_Data entries_.
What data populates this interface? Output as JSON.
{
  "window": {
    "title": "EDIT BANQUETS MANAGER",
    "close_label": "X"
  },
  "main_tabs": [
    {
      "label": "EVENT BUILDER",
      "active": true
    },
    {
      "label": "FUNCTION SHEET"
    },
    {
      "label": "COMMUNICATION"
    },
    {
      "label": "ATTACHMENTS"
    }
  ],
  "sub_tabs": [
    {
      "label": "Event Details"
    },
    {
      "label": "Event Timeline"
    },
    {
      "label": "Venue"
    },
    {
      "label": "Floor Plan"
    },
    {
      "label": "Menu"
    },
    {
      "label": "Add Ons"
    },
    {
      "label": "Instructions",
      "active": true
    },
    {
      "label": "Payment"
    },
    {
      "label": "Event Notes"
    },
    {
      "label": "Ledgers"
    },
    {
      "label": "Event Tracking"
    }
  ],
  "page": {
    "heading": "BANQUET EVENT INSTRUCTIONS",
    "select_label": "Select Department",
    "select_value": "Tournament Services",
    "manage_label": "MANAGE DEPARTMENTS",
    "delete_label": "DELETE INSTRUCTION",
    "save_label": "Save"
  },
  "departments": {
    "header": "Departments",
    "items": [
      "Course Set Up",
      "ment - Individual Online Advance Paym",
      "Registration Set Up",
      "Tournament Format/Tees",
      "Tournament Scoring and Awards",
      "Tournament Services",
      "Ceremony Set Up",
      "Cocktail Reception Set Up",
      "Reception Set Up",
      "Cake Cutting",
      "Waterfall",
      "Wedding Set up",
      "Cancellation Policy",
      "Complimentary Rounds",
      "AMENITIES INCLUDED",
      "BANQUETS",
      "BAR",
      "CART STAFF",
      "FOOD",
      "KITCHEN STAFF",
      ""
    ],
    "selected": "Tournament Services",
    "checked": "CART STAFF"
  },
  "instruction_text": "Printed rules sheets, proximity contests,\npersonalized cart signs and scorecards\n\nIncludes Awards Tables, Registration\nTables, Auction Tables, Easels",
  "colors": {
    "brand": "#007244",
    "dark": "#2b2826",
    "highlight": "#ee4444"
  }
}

_YOUR OBJECTIVE_.
Faithfully transcribe the whole of the data.

_WRITTEN RESPONSE_.
What data populates this interface? Output as JSON.
{
  "window": {
    "title": "EDIT BANQUETS MANAGER",
    "close_label": "X"
  },
  "main_tabs": [
    {
      "label": "EVENT BUILDER",
      "active": true
    },
    {
      "label": "FUNCTION SHEET"
    },
    {
      "label": "COMMUNICATION"
    },
    {
      "label": "ATTACHMENTS"
    }
  ],
  "sub_tabs": [
    {
      "label": "Event Details"
    },
    {
      "label": "Event Timeline"
    },
    {
      "label": "Venue"
    },
    {
      "label": "Floor Plan"
    },
    {
      "label": "Menu"
    },
    {
      "label": "Add Ons"
    },
    {
      "label": "Instructions",
      "active": true
    },
    {
      "label": "Payment"
    },
    {
      "label": "Event Notes"
    },
    {
      "label": "Ledgers"
    },
    {
      "label": "Event Tracking"
    }
  ],
  "page": {
    "heading": "BANQUET EVENT INSTRUCTIONS",
    "select_label": "Select Department",
    "select_value": "Tournament Services",
    "manage_label": "MANAGE DEPARTMENTS",
    "delete_label": "DELETE INSTRUCTION",
    "save_label": "Save"
  },
  "departments": {
    "header": "Departments",
    "items": [
      "Course Set Up",
      "ment - Individual Online Advance Paym",
      "Registration Set Up",
      "Tournament Format/Tees",
      "Tournament Scoring and Awards",
      "Tournament Services",
      "Ceremony Set Up",
      "Cocktail Reception Set Up",
      "Reception Set Up",
      "Cake Cutting",
      "Waterfall",
      "Wedding Set up",
      "Cancellation Policy",
      "Complimentary Rounds",
      "AMENITIES INCLUDED",
      "BANQUETS",
      "BAR",
      "CART STAFF",
      "FOOD",
      "KITCHEN STAFF",
      ""
    ],
    "selected": "Tournament Services",
    "checked": "CART STAFF"
  },
  "instruction_text": "Printed rules sheets, proximity contests,\npersonalized cart signs and scorecards\n\nIncludes Awards Tables, Registration\nTables, Auction Tables, Easels",
  "colors": {
    "brand": "#007244",
    "dark": "#2b2826",
    "highlight": "#ee4444"
  }
}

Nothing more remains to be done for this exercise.